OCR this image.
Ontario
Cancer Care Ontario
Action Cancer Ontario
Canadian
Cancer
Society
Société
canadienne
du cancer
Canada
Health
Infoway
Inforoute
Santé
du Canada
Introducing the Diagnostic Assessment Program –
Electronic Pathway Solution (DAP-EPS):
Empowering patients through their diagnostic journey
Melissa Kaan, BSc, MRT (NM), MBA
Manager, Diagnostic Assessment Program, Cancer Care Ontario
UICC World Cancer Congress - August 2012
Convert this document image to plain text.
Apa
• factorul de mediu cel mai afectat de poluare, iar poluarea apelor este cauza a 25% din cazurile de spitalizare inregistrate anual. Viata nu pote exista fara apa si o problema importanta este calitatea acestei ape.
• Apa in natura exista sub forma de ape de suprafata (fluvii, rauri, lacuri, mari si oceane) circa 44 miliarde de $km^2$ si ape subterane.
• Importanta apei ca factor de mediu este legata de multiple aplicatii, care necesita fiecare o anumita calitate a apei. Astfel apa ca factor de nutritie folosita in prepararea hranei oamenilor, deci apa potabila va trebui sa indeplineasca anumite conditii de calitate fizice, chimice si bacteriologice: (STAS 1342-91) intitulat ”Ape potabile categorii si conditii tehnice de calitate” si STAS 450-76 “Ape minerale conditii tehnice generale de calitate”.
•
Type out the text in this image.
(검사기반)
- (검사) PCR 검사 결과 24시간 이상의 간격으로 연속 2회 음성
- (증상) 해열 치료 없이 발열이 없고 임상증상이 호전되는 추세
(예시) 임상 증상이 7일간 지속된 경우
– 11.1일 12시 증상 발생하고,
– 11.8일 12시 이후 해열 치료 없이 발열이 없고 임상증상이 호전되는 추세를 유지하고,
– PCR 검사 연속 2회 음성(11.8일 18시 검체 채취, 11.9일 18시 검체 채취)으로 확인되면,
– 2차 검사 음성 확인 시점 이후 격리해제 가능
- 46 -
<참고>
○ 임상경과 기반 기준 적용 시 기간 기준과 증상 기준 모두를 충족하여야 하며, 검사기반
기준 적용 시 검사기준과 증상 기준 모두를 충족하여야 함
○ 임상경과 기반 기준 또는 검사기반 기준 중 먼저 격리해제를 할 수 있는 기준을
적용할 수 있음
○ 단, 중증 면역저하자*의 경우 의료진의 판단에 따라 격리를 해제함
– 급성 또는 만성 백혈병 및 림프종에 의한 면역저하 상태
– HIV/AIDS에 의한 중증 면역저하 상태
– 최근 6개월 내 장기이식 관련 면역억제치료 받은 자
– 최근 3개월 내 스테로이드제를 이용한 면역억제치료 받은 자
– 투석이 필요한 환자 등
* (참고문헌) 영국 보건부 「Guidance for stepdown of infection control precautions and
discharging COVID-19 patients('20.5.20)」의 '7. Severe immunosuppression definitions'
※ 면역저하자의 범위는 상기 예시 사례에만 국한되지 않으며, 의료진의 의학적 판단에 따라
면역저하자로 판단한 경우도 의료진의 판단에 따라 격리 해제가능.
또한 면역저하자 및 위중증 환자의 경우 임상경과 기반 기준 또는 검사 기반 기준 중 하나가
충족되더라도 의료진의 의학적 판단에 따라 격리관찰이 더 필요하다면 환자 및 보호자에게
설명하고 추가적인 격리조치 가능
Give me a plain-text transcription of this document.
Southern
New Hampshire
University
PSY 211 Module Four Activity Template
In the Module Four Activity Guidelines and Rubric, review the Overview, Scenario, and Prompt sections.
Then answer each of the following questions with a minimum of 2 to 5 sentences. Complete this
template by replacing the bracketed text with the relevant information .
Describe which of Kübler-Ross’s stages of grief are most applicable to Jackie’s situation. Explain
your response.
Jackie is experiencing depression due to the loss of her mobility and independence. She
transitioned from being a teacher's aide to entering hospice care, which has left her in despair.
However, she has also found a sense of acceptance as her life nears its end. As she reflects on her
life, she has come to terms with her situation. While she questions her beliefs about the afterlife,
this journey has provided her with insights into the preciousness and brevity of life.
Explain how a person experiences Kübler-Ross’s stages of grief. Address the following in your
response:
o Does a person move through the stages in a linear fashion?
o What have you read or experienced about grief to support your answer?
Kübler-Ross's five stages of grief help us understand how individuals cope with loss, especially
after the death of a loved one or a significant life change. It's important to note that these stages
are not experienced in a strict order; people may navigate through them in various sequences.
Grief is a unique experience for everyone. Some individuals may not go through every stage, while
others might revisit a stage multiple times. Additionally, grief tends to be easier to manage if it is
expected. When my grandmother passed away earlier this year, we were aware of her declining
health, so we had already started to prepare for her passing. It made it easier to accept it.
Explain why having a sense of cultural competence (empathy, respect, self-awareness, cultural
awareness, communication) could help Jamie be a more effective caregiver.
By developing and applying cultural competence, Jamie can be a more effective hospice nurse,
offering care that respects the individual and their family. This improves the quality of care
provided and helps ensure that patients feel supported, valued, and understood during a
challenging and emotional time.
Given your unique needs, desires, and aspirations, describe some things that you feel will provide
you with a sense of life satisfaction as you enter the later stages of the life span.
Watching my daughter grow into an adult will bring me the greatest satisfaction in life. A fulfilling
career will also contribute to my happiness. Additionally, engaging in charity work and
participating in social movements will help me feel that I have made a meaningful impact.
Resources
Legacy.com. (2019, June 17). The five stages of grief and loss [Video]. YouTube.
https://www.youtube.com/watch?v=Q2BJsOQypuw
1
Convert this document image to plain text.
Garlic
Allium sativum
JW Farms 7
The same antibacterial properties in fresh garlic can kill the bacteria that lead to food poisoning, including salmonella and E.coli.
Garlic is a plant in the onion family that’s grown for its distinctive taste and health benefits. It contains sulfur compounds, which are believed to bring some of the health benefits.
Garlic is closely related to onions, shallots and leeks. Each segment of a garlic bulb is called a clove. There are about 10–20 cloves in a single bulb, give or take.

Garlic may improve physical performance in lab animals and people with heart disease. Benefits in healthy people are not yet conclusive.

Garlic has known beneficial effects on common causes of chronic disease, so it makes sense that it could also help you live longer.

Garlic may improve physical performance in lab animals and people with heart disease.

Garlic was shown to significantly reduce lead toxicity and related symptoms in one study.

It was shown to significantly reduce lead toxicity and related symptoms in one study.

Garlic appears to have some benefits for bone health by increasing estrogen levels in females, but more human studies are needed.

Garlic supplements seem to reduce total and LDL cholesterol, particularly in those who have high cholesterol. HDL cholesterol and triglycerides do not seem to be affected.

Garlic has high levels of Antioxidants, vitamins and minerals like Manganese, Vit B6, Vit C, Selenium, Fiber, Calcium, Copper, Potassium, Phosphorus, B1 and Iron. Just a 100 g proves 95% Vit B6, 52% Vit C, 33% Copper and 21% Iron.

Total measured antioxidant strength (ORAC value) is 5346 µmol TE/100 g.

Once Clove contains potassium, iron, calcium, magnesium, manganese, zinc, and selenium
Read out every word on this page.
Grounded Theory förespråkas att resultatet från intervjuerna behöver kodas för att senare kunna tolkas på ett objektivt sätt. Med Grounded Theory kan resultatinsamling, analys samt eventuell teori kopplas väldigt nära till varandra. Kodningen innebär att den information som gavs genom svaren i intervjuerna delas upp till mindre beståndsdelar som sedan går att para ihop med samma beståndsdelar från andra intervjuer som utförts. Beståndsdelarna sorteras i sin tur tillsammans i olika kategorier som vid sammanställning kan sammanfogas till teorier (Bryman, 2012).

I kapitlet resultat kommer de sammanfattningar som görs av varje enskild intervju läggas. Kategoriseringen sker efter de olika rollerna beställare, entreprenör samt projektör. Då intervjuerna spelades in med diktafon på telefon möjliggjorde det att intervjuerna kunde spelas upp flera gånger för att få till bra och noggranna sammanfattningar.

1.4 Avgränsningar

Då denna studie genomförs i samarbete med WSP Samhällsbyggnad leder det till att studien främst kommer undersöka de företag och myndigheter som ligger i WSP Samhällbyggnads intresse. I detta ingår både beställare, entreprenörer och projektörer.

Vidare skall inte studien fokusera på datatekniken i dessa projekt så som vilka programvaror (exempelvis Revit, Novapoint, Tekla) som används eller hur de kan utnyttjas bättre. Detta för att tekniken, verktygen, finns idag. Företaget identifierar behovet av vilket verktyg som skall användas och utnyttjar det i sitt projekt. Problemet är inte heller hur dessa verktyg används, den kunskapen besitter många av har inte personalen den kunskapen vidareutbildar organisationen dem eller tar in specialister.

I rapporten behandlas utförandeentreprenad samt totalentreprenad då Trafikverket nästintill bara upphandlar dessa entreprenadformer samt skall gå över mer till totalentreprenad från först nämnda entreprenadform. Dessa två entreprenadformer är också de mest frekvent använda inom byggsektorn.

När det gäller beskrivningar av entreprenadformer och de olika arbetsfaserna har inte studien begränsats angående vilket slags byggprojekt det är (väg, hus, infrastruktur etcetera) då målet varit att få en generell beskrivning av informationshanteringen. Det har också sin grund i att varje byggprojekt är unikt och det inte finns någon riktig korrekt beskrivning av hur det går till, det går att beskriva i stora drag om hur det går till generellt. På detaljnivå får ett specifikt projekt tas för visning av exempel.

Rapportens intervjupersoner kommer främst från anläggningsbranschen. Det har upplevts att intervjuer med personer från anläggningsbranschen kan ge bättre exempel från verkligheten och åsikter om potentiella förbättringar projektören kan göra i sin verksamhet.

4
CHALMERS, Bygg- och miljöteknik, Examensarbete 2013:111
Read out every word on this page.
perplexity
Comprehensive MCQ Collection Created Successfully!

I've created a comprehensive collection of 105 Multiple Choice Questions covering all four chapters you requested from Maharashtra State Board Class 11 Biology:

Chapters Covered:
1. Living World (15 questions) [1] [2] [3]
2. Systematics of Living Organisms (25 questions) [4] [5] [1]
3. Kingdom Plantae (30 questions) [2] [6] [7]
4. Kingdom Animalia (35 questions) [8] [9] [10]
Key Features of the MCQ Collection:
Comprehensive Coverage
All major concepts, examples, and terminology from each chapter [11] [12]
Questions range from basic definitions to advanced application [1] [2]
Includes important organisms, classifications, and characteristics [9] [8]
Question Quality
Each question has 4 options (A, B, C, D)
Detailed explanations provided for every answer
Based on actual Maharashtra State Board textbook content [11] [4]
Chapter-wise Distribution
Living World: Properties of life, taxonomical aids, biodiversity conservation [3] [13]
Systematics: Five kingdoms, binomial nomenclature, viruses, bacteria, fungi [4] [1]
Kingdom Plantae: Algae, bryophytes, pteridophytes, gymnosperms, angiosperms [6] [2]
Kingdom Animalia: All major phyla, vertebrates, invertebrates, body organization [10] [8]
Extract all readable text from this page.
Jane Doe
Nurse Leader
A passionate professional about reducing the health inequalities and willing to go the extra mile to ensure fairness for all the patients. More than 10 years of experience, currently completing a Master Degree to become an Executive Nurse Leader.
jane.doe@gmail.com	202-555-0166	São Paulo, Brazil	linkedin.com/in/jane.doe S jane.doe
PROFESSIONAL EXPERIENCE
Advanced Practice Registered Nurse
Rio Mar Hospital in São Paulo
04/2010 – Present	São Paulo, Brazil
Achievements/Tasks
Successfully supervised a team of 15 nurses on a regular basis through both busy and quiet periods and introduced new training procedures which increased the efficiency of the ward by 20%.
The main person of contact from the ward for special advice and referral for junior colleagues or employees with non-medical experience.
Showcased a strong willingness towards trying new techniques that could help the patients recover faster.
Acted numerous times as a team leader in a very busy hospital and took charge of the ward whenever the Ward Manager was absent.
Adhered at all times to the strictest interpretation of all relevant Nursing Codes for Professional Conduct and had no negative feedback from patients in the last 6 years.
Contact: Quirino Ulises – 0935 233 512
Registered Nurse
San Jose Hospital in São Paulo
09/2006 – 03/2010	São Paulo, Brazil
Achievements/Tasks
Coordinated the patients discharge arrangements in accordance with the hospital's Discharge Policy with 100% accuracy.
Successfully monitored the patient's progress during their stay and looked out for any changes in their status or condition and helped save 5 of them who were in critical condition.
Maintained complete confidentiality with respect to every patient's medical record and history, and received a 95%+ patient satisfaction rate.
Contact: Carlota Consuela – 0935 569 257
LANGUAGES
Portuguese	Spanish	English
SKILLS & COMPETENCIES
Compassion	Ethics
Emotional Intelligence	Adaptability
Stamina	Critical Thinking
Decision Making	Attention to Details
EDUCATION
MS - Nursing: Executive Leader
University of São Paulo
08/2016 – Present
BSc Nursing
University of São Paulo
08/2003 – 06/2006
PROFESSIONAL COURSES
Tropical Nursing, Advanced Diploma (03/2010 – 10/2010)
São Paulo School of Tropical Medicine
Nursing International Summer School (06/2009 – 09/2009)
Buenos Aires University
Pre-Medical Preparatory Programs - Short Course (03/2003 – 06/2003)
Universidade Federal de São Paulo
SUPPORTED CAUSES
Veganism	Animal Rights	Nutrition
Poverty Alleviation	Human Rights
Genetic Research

■ ■ ■

TASK PROMPT
Whenever a line of the data includes the word "bring", show that line in full.

ANSWER FOR THE TASK
Watching my daughter grow into an adult will bring me the greatest satisfaction in life. A fulfilling
Garlic is a plant in the onion family that’s grown for its distinctive taste and health benefits. It contains sulfur compounds, which are believed to bring some of the health benefits.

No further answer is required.